> What needs to be done
Write out, exactly as they appear, only the lines running from the line with "Output a JSON" to the final line of the listing; include both.

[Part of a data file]
————————

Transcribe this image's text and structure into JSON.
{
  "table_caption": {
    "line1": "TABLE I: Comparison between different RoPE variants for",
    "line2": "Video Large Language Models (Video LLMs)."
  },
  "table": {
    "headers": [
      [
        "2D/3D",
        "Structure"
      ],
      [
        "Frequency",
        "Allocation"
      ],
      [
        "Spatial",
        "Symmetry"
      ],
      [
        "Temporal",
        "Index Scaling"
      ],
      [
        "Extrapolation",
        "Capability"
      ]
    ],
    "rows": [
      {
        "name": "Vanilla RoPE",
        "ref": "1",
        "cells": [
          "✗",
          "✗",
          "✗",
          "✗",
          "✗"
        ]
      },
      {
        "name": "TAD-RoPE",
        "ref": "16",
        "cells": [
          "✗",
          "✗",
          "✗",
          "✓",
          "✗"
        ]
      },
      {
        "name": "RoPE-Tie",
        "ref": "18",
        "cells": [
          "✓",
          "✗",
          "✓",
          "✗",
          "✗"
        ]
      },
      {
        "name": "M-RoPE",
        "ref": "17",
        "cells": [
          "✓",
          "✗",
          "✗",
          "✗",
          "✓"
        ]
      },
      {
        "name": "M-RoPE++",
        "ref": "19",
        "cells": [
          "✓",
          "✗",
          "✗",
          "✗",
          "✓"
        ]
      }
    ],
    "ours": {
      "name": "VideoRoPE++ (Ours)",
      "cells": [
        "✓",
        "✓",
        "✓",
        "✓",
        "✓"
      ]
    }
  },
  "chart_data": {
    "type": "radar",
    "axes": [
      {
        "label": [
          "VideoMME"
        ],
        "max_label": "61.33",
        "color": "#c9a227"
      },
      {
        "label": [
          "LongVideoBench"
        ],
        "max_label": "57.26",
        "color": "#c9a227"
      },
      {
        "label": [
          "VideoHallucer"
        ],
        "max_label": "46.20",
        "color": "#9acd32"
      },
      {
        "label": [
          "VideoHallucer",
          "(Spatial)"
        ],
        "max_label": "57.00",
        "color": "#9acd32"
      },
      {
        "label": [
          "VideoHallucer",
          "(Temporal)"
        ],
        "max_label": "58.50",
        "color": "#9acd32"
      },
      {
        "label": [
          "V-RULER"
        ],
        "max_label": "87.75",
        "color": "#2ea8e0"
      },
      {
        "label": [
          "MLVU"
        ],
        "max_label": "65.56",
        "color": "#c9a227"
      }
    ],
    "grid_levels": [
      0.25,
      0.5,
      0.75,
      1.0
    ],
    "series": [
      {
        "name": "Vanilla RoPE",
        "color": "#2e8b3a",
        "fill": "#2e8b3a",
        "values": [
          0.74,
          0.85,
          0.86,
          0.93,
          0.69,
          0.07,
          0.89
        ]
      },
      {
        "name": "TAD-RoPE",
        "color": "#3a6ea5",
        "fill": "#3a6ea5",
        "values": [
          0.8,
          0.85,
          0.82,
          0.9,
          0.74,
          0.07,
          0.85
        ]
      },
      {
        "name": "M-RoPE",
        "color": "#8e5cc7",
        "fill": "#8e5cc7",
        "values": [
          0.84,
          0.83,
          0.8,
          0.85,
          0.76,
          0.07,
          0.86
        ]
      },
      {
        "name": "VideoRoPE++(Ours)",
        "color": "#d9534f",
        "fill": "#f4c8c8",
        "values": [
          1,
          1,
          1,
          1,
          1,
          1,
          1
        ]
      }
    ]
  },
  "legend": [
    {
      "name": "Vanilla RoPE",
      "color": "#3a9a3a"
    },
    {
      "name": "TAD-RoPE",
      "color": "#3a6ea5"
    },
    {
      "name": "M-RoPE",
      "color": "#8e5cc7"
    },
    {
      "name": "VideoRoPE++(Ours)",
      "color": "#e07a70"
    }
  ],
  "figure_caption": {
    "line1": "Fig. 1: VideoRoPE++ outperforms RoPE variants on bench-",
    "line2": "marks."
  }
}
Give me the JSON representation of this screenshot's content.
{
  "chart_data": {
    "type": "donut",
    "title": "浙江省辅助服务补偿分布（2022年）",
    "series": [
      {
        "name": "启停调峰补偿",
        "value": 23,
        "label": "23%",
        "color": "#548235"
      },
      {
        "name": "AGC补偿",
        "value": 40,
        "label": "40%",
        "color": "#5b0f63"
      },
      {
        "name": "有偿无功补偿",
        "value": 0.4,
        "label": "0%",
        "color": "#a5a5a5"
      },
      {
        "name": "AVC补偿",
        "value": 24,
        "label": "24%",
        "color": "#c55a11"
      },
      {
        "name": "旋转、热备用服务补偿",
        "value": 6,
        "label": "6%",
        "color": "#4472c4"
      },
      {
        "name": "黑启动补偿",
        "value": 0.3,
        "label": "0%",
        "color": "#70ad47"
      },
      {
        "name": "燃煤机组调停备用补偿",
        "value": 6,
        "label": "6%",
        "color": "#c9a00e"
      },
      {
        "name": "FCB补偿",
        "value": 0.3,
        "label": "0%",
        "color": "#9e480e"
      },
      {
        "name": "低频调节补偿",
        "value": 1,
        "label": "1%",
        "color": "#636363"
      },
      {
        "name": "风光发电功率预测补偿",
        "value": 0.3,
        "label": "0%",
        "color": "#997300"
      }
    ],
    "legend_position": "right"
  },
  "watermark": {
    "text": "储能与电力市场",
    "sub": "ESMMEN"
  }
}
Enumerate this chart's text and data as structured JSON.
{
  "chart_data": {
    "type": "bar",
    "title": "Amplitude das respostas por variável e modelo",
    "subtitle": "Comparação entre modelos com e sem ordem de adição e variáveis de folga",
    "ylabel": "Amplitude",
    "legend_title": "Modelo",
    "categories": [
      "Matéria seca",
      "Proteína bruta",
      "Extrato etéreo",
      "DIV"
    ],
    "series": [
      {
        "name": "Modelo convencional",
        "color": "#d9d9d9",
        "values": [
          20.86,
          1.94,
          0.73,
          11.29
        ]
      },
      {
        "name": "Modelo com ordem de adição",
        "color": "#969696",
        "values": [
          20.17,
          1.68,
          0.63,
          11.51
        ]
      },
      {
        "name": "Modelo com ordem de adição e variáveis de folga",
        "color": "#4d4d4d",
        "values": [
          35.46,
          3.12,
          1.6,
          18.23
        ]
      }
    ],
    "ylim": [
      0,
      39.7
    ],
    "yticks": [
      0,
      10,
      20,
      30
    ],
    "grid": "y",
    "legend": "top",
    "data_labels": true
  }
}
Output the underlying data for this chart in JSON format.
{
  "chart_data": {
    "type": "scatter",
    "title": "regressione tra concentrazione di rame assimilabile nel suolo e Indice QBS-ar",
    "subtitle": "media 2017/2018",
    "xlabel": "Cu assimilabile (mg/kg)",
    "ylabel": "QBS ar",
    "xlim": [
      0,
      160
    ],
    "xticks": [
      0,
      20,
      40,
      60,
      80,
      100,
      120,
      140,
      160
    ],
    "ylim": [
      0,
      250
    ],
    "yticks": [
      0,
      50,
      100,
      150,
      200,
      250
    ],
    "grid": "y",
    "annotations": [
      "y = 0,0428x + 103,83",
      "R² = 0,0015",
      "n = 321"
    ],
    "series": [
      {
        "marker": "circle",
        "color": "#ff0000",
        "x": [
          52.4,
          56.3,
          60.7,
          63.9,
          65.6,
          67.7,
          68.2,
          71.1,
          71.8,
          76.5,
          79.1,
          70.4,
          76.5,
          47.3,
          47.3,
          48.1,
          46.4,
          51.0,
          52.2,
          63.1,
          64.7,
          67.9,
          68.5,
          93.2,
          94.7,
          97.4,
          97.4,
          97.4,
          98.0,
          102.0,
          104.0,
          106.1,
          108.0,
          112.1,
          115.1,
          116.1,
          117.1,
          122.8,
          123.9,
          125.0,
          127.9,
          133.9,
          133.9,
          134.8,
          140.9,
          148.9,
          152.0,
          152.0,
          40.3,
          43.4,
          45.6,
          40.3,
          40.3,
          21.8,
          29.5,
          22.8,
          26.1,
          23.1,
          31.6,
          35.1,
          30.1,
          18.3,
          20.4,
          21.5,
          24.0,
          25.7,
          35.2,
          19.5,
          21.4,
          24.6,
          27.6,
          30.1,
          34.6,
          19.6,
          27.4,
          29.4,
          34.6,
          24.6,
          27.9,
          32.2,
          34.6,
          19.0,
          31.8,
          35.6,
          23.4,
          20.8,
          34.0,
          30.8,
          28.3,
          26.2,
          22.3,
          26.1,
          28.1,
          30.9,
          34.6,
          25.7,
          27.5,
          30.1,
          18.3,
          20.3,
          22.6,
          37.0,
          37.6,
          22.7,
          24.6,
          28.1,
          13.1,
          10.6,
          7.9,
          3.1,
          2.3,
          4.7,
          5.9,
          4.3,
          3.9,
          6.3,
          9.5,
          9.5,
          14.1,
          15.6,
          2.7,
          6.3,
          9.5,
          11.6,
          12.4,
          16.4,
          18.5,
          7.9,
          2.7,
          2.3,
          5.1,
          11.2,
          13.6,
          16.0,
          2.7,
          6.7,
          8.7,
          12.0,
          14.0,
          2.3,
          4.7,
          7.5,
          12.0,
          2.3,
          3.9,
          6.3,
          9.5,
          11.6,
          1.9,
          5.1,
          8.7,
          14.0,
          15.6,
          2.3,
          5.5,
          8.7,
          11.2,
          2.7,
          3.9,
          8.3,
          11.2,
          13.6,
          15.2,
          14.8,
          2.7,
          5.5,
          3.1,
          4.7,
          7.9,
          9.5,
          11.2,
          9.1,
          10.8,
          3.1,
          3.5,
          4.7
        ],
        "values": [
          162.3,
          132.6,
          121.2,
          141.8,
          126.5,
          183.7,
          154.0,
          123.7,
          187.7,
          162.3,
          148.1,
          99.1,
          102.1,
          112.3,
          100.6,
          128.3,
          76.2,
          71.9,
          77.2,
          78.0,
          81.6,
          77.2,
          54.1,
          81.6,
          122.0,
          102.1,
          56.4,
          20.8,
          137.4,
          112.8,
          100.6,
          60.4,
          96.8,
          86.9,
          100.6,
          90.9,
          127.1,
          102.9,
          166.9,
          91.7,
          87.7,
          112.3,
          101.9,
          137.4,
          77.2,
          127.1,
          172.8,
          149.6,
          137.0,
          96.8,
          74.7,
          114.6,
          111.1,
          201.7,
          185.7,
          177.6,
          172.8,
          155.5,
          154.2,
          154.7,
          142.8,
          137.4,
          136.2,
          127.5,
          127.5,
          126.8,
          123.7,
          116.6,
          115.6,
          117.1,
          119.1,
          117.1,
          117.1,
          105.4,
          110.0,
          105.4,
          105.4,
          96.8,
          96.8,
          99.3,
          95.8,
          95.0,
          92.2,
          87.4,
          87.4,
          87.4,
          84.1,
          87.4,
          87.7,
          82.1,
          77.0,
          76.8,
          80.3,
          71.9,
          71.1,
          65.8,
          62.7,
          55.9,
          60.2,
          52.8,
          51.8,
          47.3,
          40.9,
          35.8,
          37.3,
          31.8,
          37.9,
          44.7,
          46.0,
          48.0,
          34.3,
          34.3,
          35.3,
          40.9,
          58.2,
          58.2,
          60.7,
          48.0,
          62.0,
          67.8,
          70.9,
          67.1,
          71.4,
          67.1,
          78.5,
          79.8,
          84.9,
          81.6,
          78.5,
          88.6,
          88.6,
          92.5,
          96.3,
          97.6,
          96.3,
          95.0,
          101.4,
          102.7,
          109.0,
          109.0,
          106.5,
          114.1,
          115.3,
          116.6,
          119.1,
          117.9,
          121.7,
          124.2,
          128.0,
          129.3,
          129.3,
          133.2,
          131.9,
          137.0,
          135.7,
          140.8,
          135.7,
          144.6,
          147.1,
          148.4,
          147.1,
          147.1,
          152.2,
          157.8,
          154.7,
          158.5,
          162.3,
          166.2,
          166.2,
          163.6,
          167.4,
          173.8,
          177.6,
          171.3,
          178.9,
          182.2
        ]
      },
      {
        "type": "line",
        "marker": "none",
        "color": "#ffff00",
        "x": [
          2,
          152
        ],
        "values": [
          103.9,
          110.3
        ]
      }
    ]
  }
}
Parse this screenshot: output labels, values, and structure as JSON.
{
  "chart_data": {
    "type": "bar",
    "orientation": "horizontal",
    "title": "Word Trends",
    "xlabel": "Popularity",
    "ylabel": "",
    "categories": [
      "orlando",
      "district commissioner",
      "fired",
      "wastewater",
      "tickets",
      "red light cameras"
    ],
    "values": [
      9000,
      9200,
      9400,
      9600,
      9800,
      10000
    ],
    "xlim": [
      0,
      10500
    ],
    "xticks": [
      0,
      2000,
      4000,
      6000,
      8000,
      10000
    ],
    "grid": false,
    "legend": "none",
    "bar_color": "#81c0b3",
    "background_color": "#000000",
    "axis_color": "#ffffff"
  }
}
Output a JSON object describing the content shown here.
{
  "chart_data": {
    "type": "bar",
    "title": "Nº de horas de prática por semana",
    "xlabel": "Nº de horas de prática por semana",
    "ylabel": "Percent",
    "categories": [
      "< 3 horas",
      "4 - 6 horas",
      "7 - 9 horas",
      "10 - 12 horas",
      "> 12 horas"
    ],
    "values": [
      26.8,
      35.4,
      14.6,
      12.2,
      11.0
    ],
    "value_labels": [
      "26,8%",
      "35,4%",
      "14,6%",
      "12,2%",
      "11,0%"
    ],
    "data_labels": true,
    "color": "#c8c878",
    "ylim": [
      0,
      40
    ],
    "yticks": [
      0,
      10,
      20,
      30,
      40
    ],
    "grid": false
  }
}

————————

> Completed task
Output a JSON object describing the content shown here.
{
  "chart_data": {
    "type": "bar",
    "title": "Nº de horas de prática por semana",
    "xlabel": "Nº de horas de prática por semana",
    "ylabel": "Percent",
    "categories": [
      "< 3 horas",
      "4 - 6 horas",
      "7 - 9 horas",
      "10 - 12 horas",
      "> 12 horas"
    ],
    "values": [
      26.8,
      35.4,
      14.6,
      12.2,
      11.0
    ],
    "value_labels": [
      "26,8%",
      "35,4%",
      "14,6%",
      "12,2%",
      "11,0%"
    ],
    "data_labels": true,
    "color": "#c8c878",
    "ylim": [
      0,
      40
    ],
    "yticks": [
      0,
      10,
      20,
      30,
      40
    ],
    "grid": false
  }
}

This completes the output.